======== TEXTE À LIRE

Ainsi, la réussite de « Visit Rwanda » ne tient pas uniquement à l’inscription sur les maillots d’Arsenal et du PSG, mais à une politique touristique ambitieuse, des investissements dans l’écotourisme et une narration claire : celle d’un pays tourné vers l’avenir.
Entre communication politique et stratégie nationale
Dans le cas du Congo, la crainte est que l’initiative reste cantonnée à un coup de communication politique plutôt qu’à un projet structuré de nation branding. Le football donne de la visibilité, certes, mais une marque pays doit survivre aux fluctuations sportives, aux saisons réussies ou ratées.
Sans vision globale, « Destination Congo Brazzaville » risque de n’être qu’un logo sur un maillot, sans effet d’entraînement sur l’économie, la culture ou le tourisme.
Une première pierre, mais un édifice à construire
Le partenariat avec l’OL offre une vitrine indéniable à la République du Congo. Mais une vitrine sans contenu risque de se briser vite. Pour exister comme marque pays crédible, Brazzaville doit dépasser le simple affichage et bâtir une stratégie cohérente, intégrée et porteuse de sens.
Autrement dit : un slogan seul ne suffit pas. La République du Congo doit choisir une identité claire, construire un récit national fédérateur et investir dans des politiques capables de donner chair au message.Sans cela, « Destination Congo Brazzaville » restera une formule éphémère, là où le branding national exige vision, cohérence et profondeur.

================

§ TÂCHE DEMANDÉE A:
D'après le texte à lire, à quoi tient la réussite de « Visit Rwanda » ? Répondez en une à trois phrases.

======== LIGNES DE DONNÉES

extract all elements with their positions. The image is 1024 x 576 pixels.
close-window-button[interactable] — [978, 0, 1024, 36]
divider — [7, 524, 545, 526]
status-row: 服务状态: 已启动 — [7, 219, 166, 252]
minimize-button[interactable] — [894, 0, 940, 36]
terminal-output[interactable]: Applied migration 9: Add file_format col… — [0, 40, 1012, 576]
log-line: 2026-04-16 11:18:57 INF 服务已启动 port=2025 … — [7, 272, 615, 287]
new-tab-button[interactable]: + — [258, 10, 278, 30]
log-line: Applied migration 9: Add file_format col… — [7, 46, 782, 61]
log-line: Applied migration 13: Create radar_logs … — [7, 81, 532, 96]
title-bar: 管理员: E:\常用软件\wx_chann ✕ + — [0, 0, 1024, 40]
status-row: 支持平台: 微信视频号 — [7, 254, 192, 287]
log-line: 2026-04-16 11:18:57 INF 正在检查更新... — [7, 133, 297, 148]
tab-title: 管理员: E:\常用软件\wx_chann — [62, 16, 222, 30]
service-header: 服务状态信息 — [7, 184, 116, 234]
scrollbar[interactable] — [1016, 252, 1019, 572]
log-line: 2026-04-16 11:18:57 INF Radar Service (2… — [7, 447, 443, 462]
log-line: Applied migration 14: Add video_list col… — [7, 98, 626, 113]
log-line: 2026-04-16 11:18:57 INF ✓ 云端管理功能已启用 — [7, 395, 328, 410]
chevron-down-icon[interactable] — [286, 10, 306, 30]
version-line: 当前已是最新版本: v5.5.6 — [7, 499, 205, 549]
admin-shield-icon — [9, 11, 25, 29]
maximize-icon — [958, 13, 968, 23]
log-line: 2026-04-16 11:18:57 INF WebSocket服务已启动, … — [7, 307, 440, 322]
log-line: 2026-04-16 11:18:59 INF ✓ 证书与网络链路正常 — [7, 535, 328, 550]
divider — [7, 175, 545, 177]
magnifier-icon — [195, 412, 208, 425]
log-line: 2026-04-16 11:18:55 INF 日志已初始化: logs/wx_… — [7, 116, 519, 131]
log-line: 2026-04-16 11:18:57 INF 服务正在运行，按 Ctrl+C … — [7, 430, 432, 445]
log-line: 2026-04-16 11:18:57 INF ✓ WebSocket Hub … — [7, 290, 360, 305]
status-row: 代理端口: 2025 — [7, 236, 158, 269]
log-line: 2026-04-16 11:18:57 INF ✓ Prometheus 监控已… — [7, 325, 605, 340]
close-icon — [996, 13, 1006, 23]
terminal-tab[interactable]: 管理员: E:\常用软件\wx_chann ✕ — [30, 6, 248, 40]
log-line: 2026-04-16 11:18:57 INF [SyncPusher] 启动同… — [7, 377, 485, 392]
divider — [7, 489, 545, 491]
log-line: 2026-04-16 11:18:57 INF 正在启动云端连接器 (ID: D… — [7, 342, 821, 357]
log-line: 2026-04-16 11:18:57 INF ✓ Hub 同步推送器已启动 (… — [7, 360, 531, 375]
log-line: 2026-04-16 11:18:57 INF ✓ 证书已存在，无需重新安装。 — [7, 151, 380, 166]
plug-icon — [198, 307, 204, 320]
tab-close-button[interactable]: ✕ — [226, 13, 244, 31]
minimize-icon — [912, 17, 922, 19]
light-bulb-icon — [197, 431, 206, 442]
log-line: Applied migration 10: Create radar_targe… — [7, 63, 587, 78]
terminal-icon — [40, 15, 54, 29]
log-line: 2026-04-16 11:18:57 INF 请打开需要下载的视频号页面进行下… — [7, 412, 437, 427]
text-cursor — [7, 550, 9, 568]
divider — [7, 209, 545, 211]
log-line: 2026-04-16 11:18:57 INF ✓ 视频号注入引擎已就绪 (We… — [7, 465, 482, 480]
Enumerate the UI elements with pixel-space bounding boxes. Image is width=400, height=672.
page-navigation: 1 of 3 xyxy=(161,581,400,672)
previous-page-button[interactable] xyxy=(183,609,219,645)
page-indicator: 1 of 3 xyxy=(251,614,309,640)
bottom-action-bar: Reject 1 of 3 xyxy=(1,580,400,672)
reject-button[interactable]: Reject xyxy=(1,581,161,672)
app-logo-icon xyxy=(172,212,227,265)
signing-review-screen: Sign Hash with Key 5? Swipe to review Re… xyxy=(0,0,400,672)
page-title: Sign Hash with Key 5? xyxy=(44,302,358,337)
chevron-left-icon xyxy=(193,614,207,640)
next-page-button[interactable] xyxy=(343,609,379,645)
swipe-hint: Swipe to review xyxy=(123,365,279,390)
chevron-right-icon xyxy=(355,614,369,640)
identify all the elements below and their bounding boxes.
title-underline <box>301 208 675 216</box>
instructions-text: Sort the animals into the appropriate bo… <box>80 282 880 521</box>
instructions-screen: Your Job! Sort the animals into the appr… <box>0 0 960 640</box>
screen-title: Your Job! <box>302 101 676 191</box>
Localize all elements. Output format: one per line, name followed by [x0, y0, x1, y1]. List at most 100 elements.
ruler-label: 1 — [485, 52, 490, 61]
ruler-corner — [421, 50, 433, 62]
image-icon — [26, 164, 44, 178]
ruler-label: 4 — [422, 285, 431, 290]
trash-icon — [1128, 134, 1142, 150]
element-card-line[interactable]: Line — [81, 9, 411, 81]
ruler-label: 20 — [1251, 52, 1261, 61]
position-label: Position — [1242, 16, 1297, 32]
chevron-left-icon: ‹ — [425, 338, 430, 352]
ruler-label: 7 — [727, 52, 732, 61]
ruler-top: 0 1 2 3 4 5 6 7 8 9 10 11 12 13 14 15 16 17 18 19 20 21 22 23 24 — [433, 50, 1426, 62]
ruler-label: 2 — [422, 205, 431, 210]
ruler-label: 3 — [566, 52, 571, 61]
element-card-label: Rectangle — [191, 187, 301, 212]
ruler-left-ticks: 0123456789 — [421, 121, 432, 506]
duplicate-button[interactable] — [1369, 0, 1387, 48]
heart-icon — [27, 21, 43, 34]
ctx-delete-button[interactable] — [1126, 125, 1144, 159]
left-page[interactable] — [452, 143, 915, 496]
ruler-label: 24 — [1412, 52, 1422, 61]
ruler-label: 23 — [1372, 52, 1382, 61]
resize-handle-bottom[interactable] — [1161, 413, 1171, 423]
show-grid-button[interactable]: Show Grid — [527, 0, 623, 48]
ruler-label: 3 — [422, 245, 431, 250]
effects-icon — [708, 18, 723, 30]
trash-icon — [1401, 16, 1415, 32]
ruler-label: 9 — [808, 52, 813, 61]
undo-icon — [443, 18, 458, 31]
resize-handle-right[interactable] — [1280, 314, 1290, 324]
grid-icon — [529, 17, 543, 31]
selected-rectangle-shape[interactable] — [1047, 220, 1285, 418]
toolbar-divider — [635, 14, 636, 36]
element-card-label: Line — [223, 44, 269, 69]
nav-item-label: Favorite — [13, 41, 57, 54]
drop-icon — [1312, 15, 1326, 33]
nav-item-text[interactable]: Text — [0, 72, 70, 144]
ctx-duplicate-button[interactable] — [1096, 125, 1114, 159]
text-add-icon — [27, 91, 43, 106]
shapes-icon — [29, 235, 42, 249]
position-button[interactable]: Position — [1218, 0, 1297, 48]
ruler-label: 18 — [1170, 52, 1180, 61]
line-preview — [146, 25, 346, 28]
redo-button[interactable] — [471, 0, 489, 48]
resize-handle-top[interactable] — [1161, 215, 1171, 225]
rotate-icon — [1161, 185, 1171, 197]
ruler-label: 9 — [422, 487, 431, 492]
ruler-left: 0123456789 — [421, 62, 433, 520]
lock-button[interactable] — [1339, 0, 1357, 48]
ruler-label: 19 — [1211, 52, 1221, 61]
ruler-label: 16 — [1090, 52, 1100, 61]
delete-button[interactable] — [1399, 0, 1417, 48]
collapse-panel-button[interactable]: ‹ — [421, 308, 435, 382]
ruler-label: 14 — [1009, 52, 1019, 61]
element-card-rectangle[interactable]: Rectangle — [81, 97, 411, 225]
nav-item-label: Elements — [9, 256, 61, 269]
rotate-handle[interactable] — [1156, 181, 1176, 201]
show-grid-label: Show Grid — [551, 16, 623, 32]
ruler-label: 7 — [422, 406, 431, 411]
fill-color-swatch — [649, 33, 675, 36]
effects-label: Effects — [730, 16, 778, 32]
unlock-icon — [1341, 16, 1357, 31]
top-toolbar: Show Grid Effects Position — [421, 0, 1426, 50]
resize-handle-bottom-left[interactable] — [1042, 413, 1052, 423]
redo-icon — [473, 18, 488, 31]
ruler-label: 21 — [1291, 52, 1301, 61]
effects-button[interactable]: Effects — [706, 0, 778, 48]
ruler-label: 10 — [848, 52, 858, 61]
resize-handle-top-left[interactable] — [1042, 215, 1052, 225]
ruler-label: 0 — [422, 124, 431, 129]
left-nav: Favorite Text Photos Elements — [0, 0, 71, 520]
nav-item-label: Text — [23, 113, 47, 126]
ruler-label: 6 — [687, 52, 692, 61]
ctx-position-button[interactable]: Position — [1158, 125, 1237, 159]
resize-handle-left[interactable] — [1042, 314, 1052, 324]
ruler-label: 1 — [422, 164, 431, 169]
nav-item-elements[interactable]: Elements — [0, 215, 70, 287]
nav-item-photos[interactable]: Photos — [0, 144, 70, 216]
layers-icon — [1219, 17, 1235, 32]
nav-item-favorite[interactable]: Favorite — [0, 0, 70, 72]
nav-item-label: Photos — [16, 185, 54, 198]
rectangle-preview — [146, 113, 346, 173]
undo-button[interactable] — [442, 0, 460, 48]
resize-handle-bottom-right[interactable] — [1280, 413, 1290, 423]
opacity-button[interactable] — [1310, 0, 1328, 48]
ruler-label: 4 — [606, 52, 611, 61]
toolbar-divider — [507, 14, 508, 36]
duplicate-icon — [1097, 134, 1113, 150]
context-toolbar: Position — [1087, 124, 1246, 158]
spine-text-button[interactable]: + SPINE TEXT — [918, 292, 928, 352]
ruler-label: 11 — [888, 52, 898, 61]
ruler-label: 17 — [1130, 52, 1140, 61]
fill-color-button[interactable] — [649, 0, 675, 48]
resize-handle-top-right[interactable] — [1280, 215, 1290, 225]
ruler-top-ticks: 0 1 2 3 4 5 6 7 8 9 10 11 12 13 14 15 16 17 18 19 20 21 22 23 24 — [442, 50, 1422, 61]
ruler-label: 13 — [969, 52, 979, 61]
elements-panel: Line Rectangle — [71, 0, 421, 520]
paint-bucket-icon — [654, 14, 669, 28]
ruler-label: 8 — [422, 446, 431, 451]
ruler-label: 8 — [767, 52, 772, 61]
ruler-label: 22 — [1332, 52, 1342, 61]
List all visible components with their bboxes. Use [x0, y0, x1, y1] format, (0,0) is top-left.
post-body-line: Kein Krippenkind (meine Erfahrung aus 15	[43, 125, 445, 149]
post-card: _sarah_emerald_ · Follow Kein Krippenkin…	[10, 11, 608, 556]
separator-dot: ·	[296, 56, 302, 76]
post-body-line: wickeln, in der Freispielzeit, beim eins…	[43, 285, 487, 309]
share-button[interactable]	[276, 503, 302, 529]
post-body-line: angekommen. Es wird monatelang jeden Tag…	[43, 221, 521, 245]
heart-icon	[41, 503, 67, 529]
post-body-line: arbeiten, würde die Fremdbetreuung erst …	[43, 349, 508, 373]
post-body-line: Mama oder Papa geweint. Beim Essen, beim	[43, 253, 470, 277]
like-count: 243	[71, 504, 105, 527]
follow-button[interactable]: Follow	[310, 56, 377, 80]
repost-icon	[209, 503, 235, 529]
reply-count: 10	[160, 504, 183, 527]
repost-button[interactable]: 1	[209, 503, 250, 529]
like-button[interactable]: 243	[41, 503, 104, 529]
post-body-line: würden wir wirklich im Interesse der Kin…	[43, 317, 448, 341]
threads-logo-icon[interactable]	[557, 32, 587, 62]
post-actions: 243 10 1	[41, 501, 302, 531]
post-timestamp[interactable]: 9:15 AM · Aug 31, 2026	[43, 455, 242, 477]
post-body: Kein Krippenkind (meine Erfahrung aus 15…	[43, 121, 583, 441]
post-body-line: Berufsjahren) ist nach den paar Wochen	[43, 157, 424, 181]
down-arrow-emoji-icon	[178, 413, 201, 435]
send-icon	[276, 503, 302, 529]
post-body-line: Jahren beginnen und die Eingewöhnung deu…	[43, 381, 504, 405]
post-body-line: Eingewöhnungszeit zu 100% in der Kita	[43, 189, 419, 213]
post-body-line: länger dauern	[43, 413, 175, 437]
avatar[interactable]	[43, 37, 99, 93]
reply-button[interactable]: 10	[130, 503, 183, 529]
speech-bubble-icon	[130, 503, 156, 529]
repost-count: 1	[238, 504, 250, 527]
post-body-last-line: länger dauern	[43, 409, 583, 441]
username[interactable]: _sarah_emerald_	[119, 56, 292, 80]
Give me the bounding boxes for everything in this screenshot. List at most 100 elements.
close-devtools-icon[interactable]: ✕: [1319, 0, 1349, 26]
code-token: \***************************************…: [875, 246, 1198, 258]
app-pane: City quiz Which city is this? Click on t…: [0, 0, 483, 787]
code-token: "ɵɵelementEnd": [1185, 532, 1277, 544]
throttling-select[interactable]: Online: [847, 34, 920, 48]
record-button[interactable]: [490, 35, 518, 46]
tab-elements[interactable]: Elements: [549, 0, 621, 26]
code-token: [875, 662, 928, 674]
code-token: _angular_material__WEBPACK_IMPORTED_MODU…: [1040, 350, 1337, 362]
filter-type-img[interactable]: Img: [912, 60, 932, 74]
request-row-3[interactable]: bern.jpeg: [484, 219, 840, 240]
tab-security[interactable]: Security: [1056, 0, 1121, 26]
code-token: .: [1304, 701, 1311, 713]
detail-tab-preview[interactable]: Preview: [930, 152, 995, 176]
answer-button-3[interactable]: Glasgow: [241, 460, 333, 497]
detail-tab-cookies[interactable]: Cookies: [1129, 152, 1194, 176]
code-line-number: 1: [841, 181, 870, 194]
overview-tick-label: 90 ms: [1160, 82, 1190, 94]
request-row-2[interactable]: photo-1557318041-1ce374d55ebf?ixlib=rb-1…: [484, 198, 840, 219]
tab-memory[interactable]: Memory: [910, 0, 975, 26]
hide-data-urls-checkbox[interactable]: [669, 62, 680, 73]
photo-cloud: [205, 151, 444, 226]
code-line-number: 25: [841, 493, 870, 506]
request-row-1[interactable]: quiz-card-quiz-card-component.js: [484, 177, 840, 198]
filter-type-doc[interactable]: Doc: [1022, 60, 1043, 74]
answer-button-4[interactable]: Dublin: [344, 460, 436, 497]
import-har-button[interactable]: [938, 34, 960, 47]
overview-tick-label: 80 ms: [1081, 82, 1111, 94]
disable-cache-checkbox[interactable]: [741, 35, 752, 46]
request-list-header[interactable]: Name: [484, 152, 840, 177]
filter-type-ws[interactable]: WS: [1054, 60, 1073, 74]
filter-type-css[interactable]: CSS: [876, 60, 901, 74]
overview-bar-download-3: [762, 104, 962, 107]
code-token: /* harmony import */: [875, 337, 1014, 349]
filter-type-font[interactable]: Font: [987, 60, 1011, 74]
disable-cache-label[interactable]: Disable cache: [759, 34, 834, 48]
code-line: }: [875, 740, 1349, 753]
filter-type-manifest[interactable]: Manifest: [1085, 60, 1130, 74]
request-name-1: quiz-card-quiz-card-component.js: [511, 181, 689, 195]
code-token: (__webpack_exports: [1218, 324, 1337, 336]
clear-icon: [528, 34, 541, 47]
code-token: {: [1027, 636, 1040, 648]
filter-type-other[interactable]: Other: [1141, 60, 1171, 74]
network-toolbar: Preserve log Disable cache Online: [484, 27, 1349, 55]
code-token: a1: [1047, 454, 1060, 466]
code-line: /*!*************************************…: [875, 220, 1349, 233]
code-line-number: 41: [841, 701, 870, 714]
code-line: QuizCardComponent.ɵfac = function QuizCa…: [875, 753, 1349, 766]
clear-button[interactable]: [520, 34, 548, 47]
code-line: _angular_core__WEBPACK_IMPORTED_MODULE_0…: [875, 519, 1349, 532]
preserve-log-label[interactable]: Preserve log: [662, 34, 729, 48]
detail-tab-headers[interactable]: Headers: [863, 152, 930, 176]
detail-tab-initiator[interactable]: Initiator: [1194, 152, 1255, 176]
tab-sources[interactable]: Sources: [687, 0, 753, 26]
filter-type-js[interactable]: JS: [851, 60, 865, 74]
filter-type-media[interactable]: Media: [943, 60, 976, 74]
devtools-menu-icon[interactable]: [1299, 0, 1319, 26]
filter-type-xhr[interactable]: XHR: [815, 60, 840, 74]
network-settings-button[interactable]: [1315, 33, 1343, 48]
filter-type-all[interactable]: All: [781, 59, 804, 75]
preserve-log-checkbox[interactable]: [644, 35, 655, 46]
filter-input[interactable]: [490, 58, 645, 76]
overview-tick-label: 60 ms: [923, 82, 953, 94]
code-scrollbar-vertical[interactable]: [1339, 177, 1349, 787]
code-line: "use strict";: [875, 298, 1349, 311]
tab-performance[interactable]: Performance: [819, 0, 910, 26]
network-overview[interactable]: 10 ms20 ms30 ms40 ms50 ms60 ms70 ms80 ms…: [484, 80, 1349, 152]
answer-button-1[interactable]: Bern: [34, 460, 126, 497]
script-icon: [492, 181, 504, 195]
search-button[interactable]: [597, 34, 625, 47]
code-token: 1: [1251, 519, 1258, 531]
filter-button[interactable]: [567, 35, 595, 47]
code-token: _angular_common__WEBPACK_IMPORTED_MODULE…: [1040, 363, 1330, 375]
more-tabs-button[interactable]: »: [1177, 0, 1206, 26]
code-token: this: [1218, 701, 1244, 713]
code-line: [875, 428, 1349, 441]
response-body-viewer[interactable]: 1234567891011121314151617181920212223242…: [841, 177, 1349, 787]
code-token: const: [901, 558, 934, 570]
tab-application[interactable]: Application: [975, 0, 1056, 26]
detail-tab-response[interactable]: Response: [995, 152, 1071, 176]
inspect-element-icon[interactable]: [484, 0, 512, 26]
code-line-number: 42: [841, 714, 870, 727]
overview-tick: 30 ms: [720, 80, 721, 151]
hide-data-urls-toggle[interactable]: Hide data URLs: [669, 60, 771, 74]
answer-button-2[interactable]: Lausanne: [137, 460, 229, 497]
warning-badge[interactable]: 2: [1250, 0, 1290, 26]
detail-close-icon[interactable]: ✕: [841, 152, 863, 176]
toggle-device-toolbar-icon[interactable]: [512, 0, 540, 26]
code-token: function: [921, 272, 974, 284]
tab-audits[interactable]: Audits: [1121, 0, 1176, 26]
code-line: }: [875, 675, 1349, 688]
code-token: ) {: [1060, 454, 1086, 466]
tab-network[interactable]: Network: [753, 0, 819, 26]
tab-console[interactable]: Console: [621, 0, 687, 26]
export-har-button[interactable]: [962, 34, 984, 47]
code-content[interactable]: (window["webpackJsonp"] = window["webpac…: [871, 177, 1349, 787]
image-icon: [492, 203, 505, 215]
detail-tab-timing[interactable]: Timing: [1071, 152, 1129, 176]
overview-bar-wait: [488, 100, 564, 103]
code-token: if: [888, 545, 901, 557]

================

§ TÂCHE DEMANDÉE B:
Citez sans rien changer les lignes de données, de la toute première jusqu'à celle qui contient « log-line: 2026-04-16 11:18:57 INF ✓ WebSocket », celle-ci comprise.

§ RÉPONSE ATTENDUE A:
Elle ne tient pas uniquement à l'inscription sur les maillots d'Arsenal et du PSG. Elle repose aussi sur une politique touristique ambitieuse, des investissements dans l'écotourisme et une narration claire, celle d'un pays tourné vers l'avenir.

§ RÉPONSE ATTENDUE B:
extract all elements with their positions. The image is 1024 x 576 pixels.
close-window-button[interactable] — [978, 0, 1024, 36]
divider — [7, 524, 545, 526]
status-row: 服务状态: 已启动 — [7, 219, 166, 252]
minimize-button[interactable] — [894, 0, 940, 36]
terminal-output[interactable]: Applied migration 9: Add file_format col… — [0, 40, 1012, 576]
log-line: 2026-04-16 11:18:57 INF 服务已启动 port=2025 … — [7, 272, 615, 287]
new-tab-button[interactable]: + — [258, 10, 278, 30]
log-line: Applied migration 9: Add file_format col… — [7, 46, 782, 61]
log-line: Applied migration 13: Create radar_logs … — [7, 81, 532, 96]
title-bar: 管理员: E:\常用软件\wx_chann ✕ + — [0, 0, 1024, 40]
status-row: 支持平台: 微信视频号 — [7, 254, 192, 287]
log-line: 2026-04-16 11:18:57 INF 正在检查更新... — [7, 133, 297, 148]
tab-title: 管理员: E:\常用软件\wx_chann — [62, 16, 222, 30]
service-header: 服务状态信息 — [7, 184, 116, 234]
scrollbar[interactable] — [1016, 252, 1019, 572]
log-line: 2026-04-16 11:18:57 INF Radar Service (2… — [7, 447, 443, 462]
log-line: Applied migration 14: Add video_list col… — [7, 98, 626, 113]
log-line: 2026-04-16 11:18:57 INF ✓ 云端管理功能已启用 — [7, 395, 328, 410]
chevron-down-icon[interactable] — [286, 10, 306, 30]
version-line: 当前已是最新版本: v5.5.6 — [7, 499, 205, 549]
admin-shield-icon — [9, 11, 25, 29]
maximize-icon — [958, 13, 968, 23]
log-line: 2026-04-16 11:18:57 INF WebSocket服务已启动, … — [7, 307, 440, 322]
log-line: 2026-04-16 11:18:59 INF ✓ 证书与网络链路正常 — [7, 535, 328, 550]
divider — [7, 175, 545, 177]
magnifier-icon — [195, 412, 208, 425]
log-line: 2026-04-16 11:18:55 INF 日志已初始化: logs/wx_… — [7, 116, 519, 131]
log-line: 2026-04-16 11:18:57 INF 服务正在运行，按 Ctrl+C … — [7, 430, 432, 445]
log-line: 2026-04-16 11:18:57 INF ✓ WebSocket Hub … — [7, 290, 360, 305]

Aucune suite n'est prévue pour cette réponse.